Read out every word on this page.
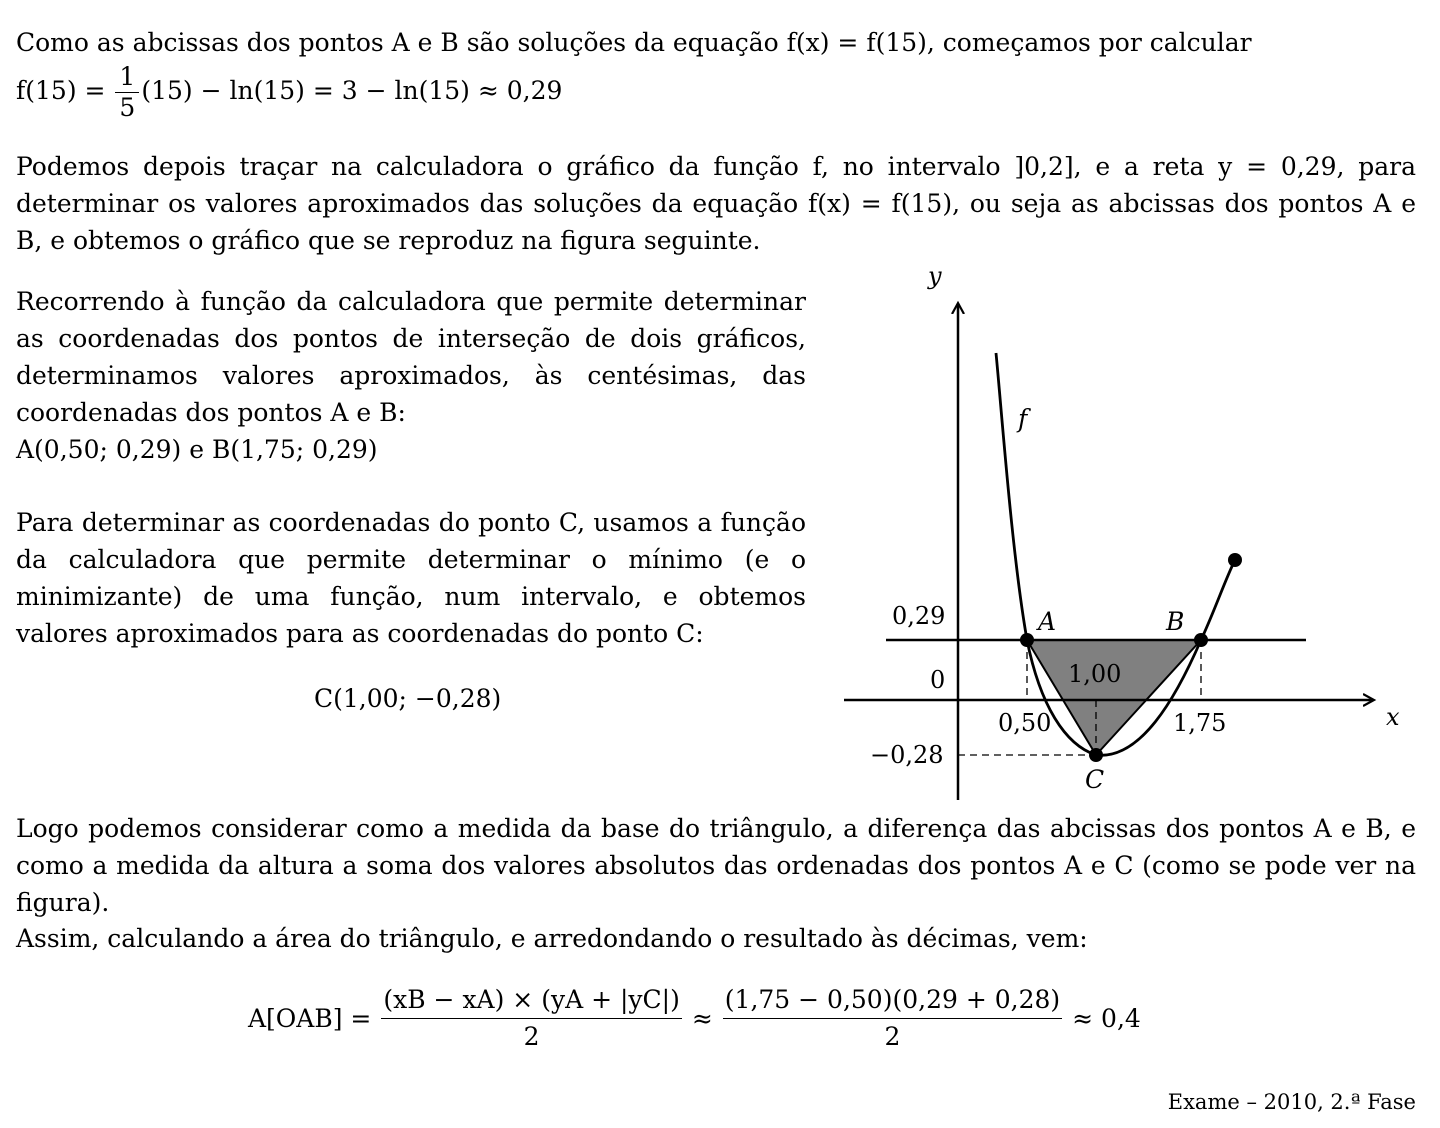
Como as abcissas dos pontos A e B são soluções da equação f(x) = f(15), começamos por calcular
$f(15) = \frac{1}{5} (15) - \ln(15) = 3 - \ln(15) \approx 0,29$
Podemos depois traçar na calculadora o gráfico da função f, no intervalo ]0,2], e a reta y = 0,29, para determinar os valores aproximados das soluções da equação f(x) = f(15), ou seja as abcissas dos pontos A e B, e obtemos o gráfico que se reproduz na figura seguinte.
Recorrendo à função da calculadora que permite determinar as coordenadas dos pontos de interseção de dois gráficos, determinamos valores aproximados, às centésimas, das coordenadas dos pontos A e B:
A(0,50; 0,29) e B(1,75; 0,29)
Para determinar as coordenadas do ponto C, usamos a função da calculadora que permite determinar o mínimo (e o minimizante) de uma função, num intervalo, e obtemos valores aproximados para as coordenadas do ponto C:
C(1,00; −0,28)
y
x
f
A	B
C
0,29
0
−0,28
0,50	1,75
1,00
Logo podemos considerar como a medida da base do triângulo, a diferença das abcissas dos pontos A e B, e como a medida da altura a soma dos valores absolutos das ordenadas dos pontos A e C (como se pode ver na figura).
Assim, calculando a área do triângulo, e arredondando o resultado às décimas, vem:
$A[OAB] = \frac{(xB - xA) \times (yA + |yC|)}{2} \approx \frac{(1,75 - 0,50)(0,29 + 0,28)}{2} \approx 0,4$
Exame – 2010, 2.ª Fase
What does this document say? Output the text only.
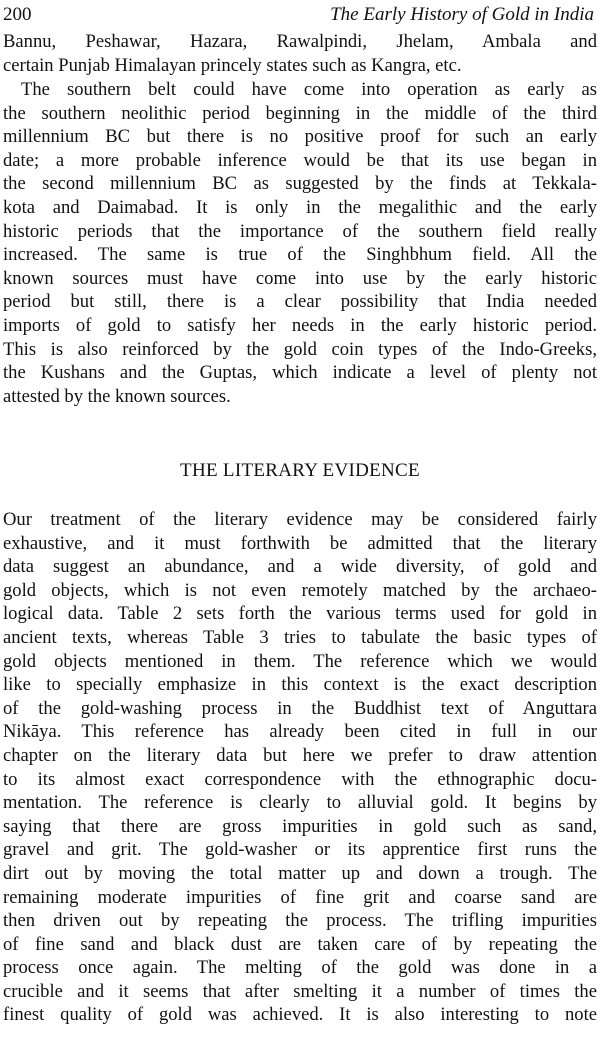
200	The Early History of Gold in India
Bannu, Peshawar, Hazara, Rawalpindi, Jhelam, Ambala and
certain Punjab Himalayan princely states such as Kangra, etc.
The southern belt could have come into operation as early as
the southern neolithic period beginning in the middle of the third
millennium BC but there is no positive proof for such an early
date; a more probable inference would be that its use began in
the second millennium BC as suggested by the finds at Tekkala-
kota and Daimabad. It is only in the megalithic and the early
historic periods that the importance of the southern field really
increased. The same is true of the Singhbhum field. All the
known sources must have come into use by the early historic
period but still, there is a clear possibility that India needed
imports of gold to satisfy her needs in the early historic period.
This is also reinforced by the gold coin types of the Indo-Greeks,
the Kushans and the Guptas, which indicate a level of plenty not
attested by the known sources.
THE LITERARY EVIDENCE
Our treatment of the literary evidence may be considered fairly
exhaustive, and it must forthwith be admitted that the literary
data suggest an abundance, and a wide diversity, of gold and
gold objects, which is not even remotely matched by the archaeo-
logical data. Table 2 sets forth the various terms used for gold in
ancient texts, whereas Table 3 tries to tabulate the basic types of
gold objects mentioned in them. The reference which we would
like to specially emphasize in this context is the exact description
of the gold-washing process in the Buddhist text of Anguttara
Nikāya. This reference has already been cited in full in our
chapter on the literary data but here we prefer to draw attention
to its almost exact correspondence with the ethnographic docu-
mentation. The reference is clearly to alluvial gold. It begins by
saying that there are gross impurities in gold such as sand,
gravel and grit. The gold-washer or its apprentice first runs the
dirt out by moving the total matter up and down a trough. The
remaining moderate impurities of fine grit and coarse sand are
then driven out by repeating the process. The trifling impurities
of fine sand and black dust are taken care of by repeating the
process once again. The melting of the gold was done in a
crucible and it seems that after smelting it a number of times the
finest quality of gold was achieved. It is also interesting to note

- [What needs to be done]: Restate the listing above word for word, and skip the pictures.

- [Response]:
Read out every word on this page.
Como as abcissas dos pontos A e B são soluções da equação f(x) = f(15), começamos por calcular
$f(15) = \frac{1}{5} (15) - \ln(15) = 3 - \ln(15) \approx 0,29$
Podemos depois traçar na calculadora o gráfico da função f, no intervalo ]0,2], e a reta y = 0,29, para determinar os valores aproximados das soluções da equação f(x) = f(15), ou seja as abcissas dos pontos A e B, e obtemos o gráfico que se reproduz na figura seguinte.
Recorrendo à função da calculadora que permite determinar as coordenadas dos pontos de interseção de dois gráficos, determinamos valores aproximados, às centésimas, das coordenadas dos pontos A e B:
A(0,50; 0,29) e B(1,75; 0,29)
Para determinar as coordenadas do ponto C, usamos a função da calculadora que permite determinar o mínimo (e o minimizante) de uma função, num intervalo, e obtemos valores aproximados para as coordenadas do ponto C:
C(1,00; −0,28)
y
x
f
A	B
C
0,29
0
−0,28
0,50	1,75
1,00
Logo podemos considerar como a medida da base do triângulo, a diferença das abcissas dos pontos A e B, e como a medida da altura a soma dos valores absolutos das ordenadas dos pontos A e C (como se pode ver na figura).
Assim, calculando a área do triângulo, e arredondando o resultado às décimas, vem:
$A[OAB] = \frac{(xB - xA) \times (yA + |yC|)}{2} \approx \frac{(1,75 - 0,50)(0,29 + 0,28)}{2} \approx 0,4$
Exame – 2010, 2.ª Fase
What does this document say? Output the text only.
200	The Early History of Gold in India
Bannu, Peshawar, Hazara, Rawalpindi, Jhelam, Ambala and
certain Punjab Himalayan princely states such as Kangra, etc.
The southern belt could have come into operation as early as
the southern neolithic period beginning in the middle of the third
millennium BC but there is no positive proof for such an early
date; a more probable inference would be that its use began in
the second millennium BC as suggested by the finds at Tekkala-
kota and Daimabad. It is only in the megalithic and the early
historic periods that the importance of the southern field really
increased. The same is true of the Singhbhum field. All the
known sources must have come into use by the early historic
period but still, there is a clear possibility that India needed
imports of gold to satisfy her needs in the early historic period.
This is also reinforced by the gold coin types of the Indo-Greeks,
the Kushans and the Guptas, which indicate a level of plenty not
attested by the known sources.
THE LITERARY EVIDENCE
Our treatment of the literary evidence may be considered fairly
exhaustive, and it must forthwith be admitted that the literary
data suggest an abundance, and a wide diversity, of gold and
gold objects, which is not even remotely matched by the archaeo-
logical data. Table 2 sets forth the various terms used for gold in
ancient texts, whereas Table 3 tries to tabulate the basic types of
gold objects mentioned in them. The reference which we would
like to specially emphasize in this context is the exact description
of the gold-washing process in the Buddhist text of Anguttara
Nikāya. This reference has already been cited in full in our
chapter on the literary data but here we prefer to draw attention
to its almost exact correspondence with the ethnographic docu-
mentation. The reference is clearly to alluvial gold. It begins by
saying that there are gross impurities in gold such as sand,
gravel and grit. The gold-washer or its apprentice first runs the
dirt out by moving the total matter up and down a trough. The
remaining moderate impurities of fine grit and coarse sand are
then driven out by repeating the process. The trifling impurities
of fine sand and black dust are taken care of by repeating the
process once again. The melting of the gold was done in a
crucible and it seems that after smelting it a number of times the
finest quality of gold was achieved. It is also interesting to note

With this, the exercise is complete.